▶ [Goal] Your task is to tally the lines of the listing containing the word "What" and report the figure alone.
::::::::::
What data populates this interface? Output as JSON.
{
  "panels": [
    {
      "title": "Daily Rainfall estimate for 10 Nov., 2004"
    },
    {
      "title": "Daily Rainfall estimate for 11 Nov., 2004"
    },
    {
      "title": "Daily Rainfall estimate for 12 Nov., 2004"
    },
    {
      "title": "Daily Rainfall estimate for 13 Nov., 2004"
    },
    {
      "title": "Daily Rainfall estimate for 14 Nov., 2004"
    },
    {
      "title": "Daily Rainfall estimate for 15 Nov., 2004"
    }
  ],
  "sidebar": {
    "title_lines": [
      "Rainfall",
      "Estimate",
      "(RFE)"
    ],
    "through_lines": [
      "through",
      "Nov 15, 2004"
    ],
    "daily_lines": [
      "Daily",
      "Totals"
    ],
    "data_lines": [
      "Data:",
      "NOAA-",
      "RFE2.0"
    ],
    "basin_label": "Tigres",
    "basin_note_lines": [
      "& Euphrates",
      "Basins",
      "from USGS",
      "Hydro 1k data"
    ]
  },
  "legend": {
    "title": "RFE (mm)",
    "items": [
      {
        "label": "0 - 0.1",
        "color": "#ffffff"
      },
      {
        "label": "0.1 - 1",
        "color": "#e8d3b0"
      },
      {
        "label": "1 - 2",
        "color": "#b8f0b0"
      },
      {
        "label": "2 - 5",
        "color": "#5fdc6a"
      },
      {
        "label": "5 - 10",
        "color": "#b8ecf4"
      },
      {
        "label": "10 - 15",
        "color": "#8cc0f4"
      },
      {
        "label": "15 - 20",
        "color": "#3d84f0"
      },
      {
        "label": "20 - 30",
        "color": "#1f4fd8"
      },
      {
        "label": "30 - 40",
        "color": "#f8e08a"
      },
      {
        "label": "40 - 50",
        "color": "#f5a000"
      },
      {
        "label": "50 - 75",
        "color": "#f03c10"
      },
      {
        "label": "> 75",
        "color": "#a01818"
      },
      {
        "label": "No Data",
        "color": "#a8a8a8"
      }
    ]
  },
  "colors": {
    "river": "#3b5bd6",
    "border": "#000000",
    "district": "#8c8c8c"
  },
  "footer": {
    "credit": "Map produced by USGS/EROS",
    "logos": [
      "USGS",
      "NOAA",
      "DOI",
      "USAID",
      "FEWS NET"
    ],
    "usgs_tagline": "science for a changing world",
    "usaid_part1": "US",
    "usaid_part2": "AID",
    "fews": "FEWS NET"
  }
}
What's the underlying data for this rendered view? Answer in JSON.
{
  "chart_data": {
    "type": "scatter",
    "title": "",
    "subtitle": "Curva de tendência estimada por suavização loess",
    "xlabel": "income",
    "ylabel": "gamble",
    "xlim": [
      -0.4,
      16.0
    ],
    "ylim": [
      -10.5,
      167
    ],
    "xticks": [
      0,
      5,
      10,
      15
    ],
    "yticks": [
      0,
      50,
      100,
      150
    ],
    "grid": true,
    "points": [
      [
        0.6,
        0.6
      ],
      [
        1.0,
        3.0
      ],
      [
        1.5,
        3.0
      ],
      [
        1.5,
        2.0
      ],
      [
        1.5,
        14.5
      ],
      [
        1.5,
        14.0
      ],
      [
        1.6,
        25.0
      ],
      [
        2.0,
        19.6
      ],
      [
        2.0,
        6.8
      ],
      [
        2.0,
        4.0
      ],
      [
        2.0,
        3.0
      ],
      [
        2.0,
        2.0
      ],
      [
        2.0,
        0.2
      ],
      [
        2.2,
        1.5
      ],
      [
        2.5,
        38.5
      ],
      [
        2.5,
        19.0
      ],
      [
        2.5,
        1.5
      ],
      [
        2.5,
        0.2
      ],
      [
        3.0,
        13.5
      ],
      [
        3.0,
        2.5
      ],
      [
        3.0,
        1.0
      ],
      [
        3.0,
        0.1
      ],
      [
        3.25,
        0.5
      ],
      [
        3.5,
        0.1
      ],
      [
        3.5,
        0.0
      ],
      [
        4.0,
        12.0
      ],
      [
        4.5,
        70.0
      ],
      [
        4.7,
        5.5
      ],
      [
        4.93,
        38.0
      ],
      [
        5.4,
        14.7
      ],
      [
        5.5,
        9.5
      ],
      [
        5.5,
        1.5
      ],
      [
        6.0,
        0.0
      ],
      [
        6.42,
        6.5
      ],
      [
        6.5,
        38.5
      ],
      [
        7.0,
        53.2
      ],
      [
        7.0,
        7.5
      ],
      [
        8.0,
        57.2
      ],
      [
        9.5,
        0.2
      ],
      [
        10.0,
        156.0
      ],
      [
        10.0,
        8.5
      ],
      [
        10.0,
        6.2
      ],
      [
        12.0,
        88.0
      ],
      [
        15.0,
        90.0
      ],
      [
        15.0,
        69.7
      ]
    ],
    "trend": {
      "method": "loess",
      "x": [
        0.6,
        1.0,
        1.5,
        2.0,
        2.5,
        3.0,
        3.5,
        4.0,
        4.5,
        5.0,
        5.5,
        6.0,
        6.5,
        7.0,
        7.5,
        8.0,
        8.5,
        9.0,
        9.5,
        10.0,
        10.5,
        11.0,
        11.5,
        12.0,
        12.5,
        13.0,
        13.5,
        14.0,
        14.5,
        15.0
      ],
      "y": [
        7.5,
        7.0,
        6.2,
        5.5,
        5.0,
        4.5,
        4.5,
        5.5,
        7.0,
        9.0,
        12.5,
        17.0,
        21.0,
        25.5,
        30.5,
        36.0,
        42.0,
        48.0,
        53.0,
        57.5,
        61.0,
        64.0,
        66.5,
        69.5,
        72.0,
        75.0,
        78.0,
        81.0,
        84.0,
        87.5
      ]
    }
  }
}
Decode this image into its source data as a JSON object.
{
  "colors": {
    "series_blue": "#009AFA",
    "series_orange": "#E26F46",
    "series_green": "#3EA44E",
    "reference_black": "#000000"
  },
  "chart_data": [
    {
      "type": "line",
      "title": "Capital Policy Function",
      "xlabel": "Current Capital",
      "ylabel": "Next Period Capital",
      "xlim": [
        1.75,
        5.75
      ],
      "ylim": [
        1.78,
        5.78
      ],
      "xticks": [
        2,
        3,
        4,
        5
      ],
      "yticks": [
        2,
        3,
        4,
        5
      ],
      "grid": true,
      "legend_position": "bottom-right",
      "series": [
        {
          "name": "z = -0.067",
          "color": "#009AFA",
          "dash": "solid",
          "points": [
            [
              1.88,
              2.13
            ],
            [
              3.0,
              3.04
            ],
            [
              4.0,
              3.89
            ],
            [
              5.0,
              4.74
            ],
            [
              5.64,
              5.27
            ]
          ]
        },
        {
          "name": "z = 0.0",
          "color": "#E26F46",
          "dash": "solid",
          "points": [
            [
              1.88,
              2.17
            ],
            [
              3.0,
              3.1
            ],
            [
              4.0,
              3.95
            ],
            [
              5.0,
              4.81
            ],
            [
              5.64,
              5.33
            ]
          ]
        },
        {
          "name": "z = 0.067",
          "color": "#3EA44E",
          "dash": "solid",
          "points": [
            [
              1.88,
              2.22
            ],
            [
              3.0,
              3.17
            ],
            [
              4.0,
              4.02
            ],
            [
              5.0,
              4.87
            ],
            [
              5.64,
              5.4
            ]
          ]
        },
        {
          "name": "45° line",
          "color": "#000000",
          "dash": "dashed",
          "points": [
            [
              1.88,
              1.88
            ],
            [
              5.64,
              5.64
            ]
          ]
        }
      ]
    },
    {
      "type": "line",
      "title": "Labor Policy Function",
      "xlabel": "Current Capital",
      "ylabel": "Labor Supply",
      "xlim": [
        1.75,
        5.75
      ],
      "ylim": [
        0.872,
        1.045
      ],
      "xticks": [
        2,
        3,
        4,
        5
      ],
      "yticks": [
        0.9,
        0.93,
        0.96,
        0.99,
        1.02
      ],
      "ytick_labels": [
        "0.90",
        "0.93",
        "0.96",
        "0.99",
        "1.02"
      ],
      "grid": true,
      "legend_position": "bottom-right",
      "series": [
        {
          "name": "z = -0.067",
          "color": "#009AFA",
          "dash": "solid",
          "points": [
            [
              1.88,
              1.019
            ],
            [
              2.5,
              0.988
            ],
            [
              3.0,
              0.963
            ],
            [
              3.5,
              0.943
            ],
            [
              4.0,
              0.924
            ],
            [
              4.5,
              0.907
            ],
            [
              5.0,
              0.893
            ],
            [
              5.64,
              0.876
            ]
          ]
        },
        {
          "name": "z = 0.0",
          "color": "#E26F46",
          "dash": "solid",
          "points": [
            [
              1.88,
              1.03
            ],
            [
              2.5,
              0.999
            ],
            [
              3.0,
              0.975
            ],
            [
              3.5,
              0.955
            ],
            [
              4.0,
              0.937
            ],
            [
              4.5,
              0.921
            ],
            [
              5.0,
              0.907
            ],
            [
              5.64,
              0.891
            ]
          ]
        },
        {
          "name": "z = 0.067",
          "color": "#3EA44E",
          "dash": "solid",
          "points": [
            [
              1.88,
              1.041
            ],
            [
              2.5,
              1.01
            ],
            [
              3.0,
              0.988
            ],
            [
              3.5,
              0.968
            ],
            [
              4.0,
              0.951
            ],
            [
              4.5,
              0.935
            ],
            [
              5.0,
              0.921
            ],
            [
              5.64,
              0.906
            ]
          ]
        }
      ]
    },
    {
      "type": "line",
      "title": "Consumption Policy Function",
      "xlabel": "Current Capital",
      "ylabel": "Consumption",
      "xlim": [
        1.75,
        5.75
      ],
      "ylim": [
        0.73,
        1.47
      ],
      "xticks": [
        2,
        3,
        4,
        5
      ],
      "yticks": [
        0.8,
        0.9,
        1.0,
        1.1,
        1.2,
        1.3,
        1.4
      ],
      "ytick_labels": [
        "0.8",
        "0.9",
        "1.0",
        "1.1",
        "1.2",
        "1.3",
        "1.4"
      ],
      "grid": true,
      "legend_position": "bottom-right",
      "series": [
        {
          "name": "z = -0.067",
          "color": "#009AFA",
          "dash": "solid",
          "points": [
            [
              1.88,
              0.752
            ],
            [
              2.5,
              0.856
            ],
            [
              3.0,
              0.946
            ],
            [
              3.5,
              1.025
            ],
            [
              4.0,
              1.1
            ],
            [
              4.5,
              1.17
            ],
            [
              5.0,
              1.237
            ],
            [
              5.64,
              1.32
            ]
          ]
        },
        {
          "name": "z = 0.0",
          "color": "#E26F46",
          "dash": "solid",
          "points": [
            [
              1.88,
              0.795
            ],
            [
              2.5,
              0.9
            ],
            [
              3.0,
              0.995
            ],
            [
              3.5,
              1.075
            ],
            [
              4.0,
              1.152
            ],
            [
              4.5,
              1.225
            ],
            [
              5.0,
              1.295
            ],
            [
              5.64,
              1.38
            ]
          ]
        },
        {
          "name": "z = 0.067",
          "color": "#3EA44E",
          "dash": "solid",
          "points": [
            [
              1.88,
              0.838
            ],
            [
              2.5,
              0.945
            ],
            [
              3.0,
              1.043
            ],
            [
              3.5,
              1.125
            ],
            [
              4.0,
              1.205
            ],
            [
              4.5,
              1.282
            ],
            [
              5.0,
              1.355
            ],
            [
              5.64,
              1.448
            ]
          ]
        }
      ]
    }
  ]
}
::::::::::
▶ [Complete output] 2